Extracted data entries:
○ ○ ○ ○ ○

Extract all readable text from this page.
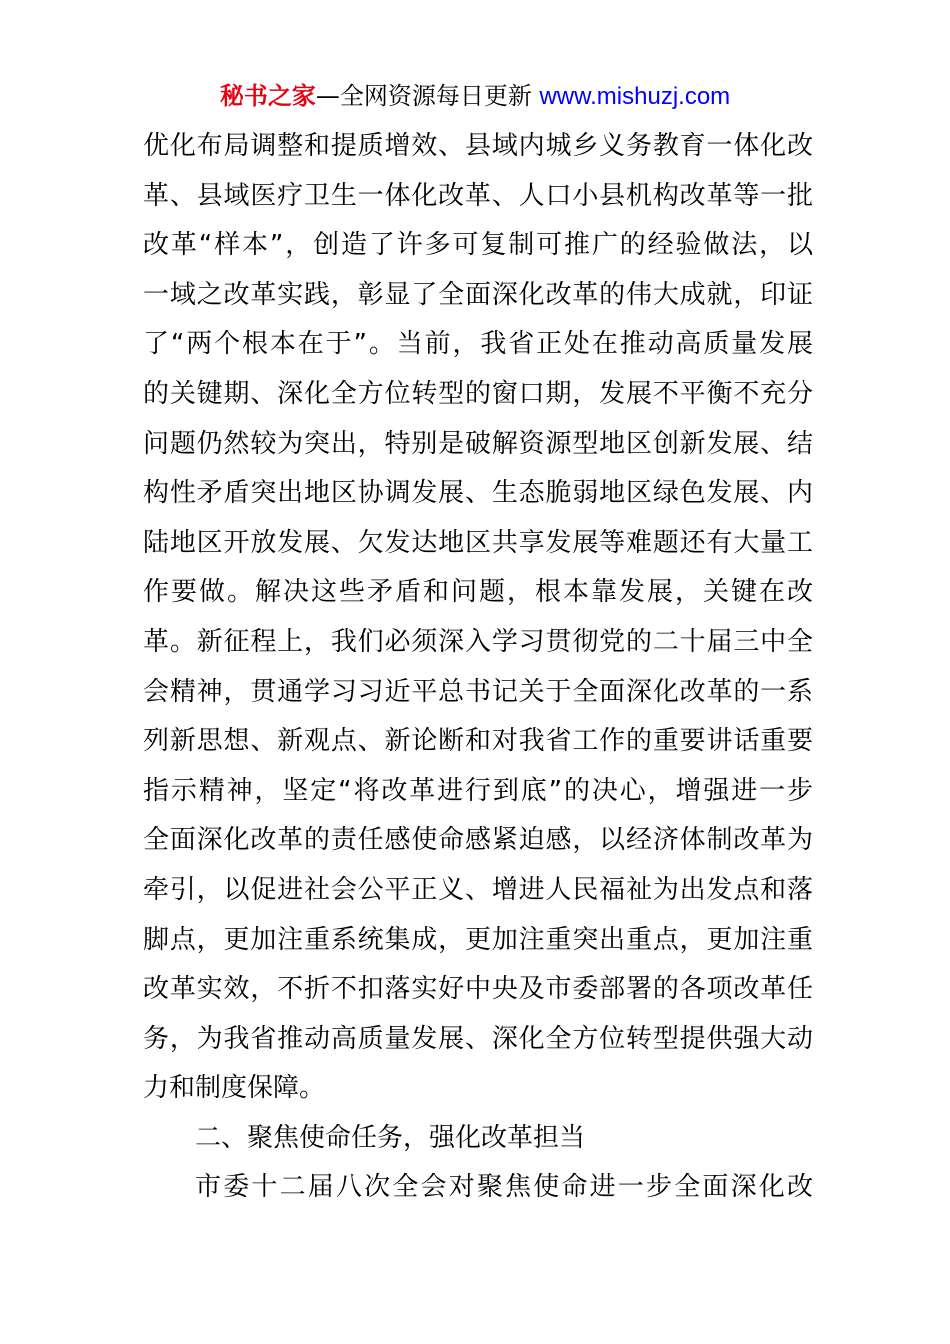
秘书之家—全网资源每日更新 www.mishuzj.com
优化布局调整和提质增效、县域内城乡义务教育一体化改
革、县域医疗卫生一体化改革、人口小县机构改革等一批
改革“样本”，创造了许多可复制可推广的经验做法，以
一域之改革实践，彰显了全面深化改革的伟大成就，印证
了“两个根本在于”。当前，我省正处在推动高质量发展
的关键期、深化全方位转型的窗口期，发展不平衡不充分
问题仍然较为突出，特别是破解资源型地区创新发展、结
构性矛盾突出地区协调发展、生态脆弱地区绿色发展、内
陆地区开放发展、欠发达地区共享发展等难题还有大量工
作要做。解决这些矛盾和问题，根本靠发展，关键在改
革。新征程上，我们必须深入学习贯彻党的二十届三中全
会精神，贯通学习习近平总书记关于全面深化改革的一系
列新思想、新观点、新论断和对我省工作的重要讲话重要
指示精神，坚定“将改革进行到底”的决心，增强进一步
全面深化改革的责任感使命感紧迫感，以经济体制改革为
牵引，以促进社会公平正义、增进人民福祉为出发点和落
脚点，更加注重系统集成，更加注重突出重点，更加注重
改革实效，不折不扣落实好中央及市委部署的各项改革任
务，为我省推动高质量发展、深化全方位转型提供强大动
力和制度保障。
二、聚焦使命任务，强化改革担当
市委十二届八次全会对聚焦使命进一步全面深化改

○ ○ ○ ○ ○

_WORK TO BE COMPLETED_
Without including the pictures, return each record above exactly as it stands.

_EXPECTED OUTPUT_
Extract all readable text from this page.
秘书之家—全网资源每日更新 www.mishuzj.com
优化布局调整和提质增效、县域内城乡义务教育一体化改
革、县域医疗卫生一体化改革、人口小县机构改革等一批
改革“样本”，创造了许多可复制可推广的经验做法，以
一域之改革实践，彰显了全面深化改革的伟大成就，印证
了“两个根本在于”。当前，我省正处在推动高质量发展
的关键期、深化全方位转型的窗口期，发展不平衡不充分
问题仍然较为突出，特别是破解资源型地区创新发展、结
构性矛盾突出地区协调发展、生态脆弱地区绿色发展、内
陆地区开放发展、欠发达地区共享发展等难题还有大量工
作要做。解决这些矛盾和问题，根本靠发展，关键在改
革。新征程上，我们必须深入学习贯彻党的二十届三中全
会精神，贯通学习习近平总书记关于全面深化改革的一系
列新思想、新观点、新论断和对我省工作的重要讲话重要
指示精神，坚定“将改革进行到底”的决心，增强进一步
全面深化改革的责任感使命感紧迫感，以经济体制改革为
牵引，以促进社会公平正义、增进人民福祉为出发点和落
脚点，更加注重系统集成，更加注重突出重点，更加注重
改革实效，不折不扣落实好中央及市委部署的各项改革任
务，为我省推动高质量发展、深化全方位转型提供强大动
力和制度保障。
二、聚焦使命任务，强化改革担当
市委十二届八次全会对聚焦使命进一步全面深化改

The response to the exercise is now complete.